**What to work on**. Each line of the material must be repeated precisely, with the pictures left out.

________

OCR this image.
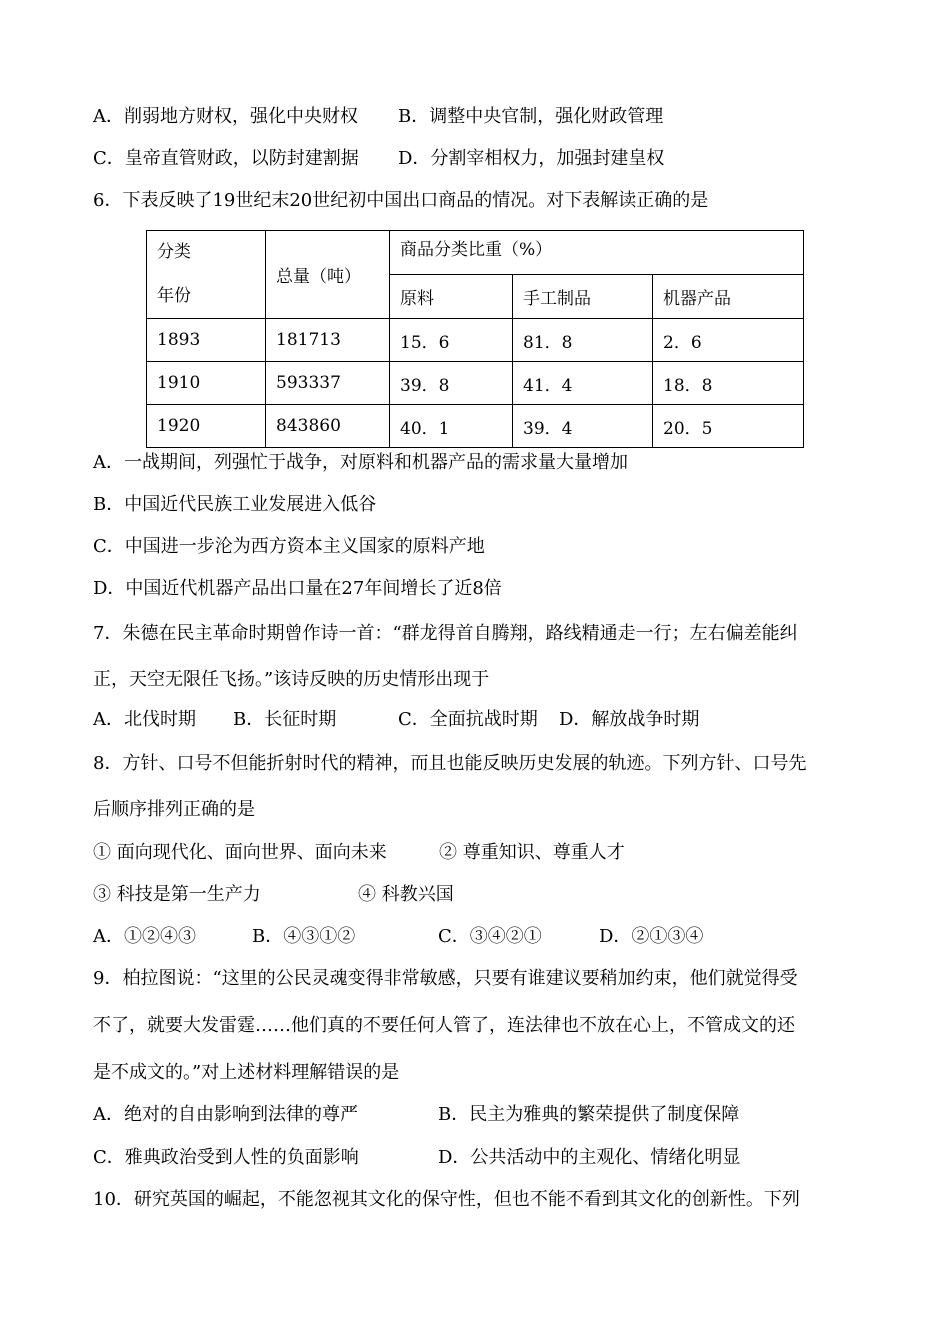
A．削弱地方财权，强化中央财权 B．调整中央官制，强化财政管理
C．皇帝直管财政，以防封建割据 D．分割宰相权力，加强封建皇权
6．下表反映了19世纪末20世纪初中国出口商品的情况。对下表解读正确的是
分类
年份	总量（吨）	商品分类比重（%）		
		原料	手工制品	机器产品
1893	181713	15．6	81．8	2．6
1910	593337	39．8	41．4	18．8
1920	843860	40．1	39．4	20．5
A．一战期间，列强忙于战争，对原料和机器产品的需求量大量增加
B．中国近代民族工业发展进入低谷
C．中国进一步沦为西方资本主义国家的原料产地
D．中国近代机器产品出口量在27年间增长了近8倍
7．朱德在民主革命时期曾作诗一首：“群龙得首自腾翔，路线精通走一行；左右偏差能纠
正，天空无限任飞扬。”该诗反映的历史情形出现于
A．北伐时期 B．长征时期	C．全面抗战时期 D．解放战争时期
8．方针、口号不但能折射时代的精神，而且也能反映历史发展的轨迹。下列方针、口号先
后顺序排列正确的是
① 面向现代化、面向世界、面向未来	② 尊重知识、尊重人才
③ 科技是第一生产力	④ 科教兴国
A．①②④③	B．④③①②	C．③④②①	D．②①③④
9．柏拉图说：“这里的公民灵魂变得非常敏感，只要有谁建议要稍加约束，他们就觉得受
不了，就要大发雷霆……他们真的不要任何人管了，连法律也不放在心上，不管成文的还
是不成文的。”对上述材料理解错误的是
A．绝对的自由影响到法律的尊严	B．民主为雅典的繁荣提供了制度保障
C．雅典政治受到人性的负面影响	D．公共活动中的主观化、情绪化明显
10．研究英国的崛起，不能忽视其文化的保守性，但也不能不看到其文化的创新性。下列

________

**Answer to the exercise**.
OCR this image.
A．削弱地方财权，强化中央财权 B．调整中央官制，强化财政管理
C．皇帝直管财政，以防封建割据 D．分割宰相权力，加强封建皇权
6．下表反映了19世纪末20世纪初中国出口商品的情况。对下表解读正确的是
分类
年份	总量（吨）	商品分类比重（%）		
		原料	手工制品	机器产品
1893	181713	15．6	81．8	2．6
1910	593337	39．8	41．4	18．8
1920	843860	40．1	39．4	20．5
A．一战期间，列强忙于战争，对原料和机器产品的需求量大量增加
B．中国近代民族工业发展进入低谷
C．中国进一步沦为西方资本主义国家的原料产地
D．中国近代机器产品出口量在27年间增长了近8倍
7．朱德在民主革命时期曾作诗一首：“群龙得首自腾翔，路线精通走一行；左右偏差能纠
正，天空无限任飞扬。”该诗反映的历史情形出现于
A．北伐时期 B．长征时期	C．全面抗战时期 D．解放战争时期
8．方针、口号不但能折射时代的精神，而且也能反映历史发展的轨迹。下列方针、口号先
后顺序排列正确的是
① 面向现代化、面向世界、面向未来	② 尊重知识、尊重人才
③ 科技是第一生产力	④ 科教兴国
A．①②④③	B．④③①②	C．③④②①	D．②①③④
9．柏拉图说：“这里的公民灵魂变得非常敏感，只要有谁建议要稍加约束，他们就觉得受
不了，就要大发雷霆……他们真的不要任何人管了，连法律也不放在心上，不管成文的还
是不成文的。”对上述材料理解错误的是
A．绝对的自由影响到法律的尊严	B．民主为雅典的繁荣提供了制度保障
C．雅典政治受到人性的负面影响	D．公共活动中的主观化、情绪化明显
10．研究英国的崛起，不能忽视其文化的保守性，但也不能不看到其文化的创新性。下列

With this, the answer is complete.